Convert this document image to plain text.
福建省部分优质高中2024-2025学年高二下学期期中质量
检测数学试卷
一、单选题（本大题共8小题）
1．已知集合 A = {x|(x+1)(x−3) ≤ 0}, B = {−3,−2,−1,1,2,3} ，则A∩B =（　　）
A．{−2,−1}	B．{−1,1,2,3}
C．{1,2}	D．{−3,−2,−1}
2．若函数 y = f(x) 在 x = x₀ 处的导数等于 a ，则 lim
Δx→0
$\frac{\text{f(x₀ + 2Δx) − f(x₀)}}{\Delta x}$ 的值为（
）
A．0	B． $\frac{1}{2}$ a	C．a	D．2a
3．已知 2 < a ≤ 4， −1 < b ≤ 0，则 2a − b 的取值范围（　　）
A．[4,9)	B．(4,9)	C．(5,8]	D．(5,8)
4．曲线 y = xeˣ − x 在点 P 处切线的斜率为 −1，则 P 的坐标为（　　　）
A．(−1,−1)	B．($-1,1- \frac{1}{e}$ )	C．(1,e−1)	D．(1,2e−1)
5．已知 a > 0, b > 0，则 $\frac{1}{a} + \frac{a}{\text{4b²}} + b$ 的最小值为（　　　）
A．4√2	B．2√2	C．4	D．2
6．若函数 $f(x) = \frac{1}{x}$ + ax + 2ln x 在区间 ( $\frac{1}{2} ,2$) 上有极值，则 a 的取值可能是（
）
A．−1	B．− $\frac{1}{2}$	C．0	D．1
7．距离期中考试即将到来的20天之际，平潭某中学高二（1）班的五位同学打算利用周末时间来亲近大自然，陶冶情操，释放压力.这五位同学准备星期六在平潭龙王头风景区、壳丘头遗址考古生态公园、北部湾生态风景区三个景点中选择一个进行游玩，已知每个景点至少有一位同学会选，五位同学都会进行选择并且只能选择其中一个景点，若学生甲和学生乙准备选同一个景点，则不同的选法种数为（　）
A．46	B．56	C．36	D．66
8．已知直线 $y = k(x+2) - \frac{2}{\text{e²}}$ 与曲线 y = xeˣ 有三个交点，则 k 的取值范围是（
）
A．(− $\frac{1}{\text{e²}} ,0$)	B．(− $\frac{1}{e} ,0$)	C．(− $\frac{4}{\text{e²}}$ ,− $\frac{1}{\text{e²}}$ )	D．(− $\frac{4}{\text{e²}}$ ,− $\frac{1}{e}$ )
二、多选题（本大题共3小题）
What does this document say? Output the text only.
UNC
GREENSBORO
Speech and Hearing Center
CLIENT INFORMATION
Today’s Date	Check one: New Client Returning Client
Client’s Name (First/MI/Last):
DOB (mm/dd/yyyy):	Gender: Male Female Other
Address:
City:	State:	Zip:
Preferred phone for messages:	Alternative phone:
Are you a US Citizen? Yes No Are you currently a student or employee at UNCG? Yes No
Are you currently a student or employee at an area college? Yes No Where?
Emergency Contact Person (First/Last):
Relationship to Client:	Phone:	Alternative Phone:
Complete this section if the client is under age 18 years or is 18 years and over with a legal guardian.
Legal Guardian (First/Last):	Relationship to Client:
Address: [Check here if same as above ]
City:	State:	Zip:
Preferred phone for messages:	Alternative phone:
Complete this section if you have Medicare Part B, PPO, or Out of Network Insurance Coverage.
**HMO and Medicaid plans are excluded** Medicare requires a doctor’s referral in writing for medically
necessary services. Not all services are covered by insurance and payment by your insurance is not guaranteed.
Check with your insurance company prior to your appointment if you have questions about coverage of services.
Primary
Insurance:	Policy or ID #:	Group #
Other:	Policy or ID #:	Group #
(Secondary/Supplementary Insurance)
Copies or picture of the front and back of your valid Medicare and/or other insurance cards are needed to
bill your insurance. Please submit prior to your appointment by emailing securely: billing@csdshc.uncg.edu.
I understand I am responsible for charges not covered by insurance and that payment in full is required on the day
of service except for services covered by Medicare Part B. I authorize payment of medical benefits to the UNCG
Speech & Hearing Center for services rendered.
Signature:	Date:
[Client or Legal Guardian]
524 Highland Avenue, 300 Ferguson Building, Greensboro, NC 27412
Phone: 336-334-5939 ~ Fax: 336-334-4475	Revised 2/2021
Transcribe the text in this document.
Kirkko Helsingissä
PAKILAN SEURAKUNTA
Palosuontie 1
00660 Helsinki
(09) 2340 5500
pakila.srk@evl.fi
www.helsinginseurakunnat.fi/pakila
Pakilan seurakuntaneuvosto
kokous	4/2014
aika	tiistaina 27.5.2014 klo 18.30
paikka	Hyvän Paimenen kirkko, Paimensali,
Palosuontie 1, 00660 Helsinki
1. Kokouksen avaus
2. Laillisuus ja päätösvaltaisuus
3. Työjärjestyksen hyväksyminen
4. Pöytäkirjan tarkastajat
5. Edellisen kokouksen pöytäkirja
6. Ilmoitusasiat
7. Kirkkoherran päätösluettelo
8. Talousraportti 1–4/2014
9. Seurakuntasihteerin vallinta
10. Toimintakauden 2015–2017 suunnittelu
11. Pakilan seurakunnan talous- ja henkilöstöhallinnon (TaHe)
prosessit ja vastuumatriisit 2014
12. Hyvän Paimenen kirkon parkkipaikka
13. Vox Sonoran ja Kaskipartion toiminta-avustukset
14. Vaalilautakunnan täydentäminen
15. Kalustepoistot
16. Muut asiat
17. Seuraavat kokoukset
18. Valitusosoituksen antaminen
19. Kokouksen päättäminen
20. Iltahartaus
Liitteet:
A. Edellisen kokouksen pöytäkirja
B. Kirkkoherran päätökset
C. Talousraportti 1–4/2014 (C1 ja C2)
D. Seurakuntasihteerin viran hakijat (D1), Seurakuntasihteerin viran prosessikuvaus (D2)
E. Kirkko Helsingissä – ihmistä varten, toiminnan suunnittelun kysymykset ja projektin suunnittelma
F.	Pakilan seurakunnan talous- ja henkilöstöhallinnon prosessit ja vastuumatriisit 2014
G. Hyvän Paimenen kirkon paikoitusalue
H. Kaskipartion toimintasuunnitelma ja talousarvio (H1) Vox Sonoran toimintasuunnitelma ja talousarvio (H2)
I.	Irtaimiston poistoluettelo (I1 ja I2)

Exercise requirements:
Determine the number of lines in the records that include the string "Center", and respond with that number only.

In response:
2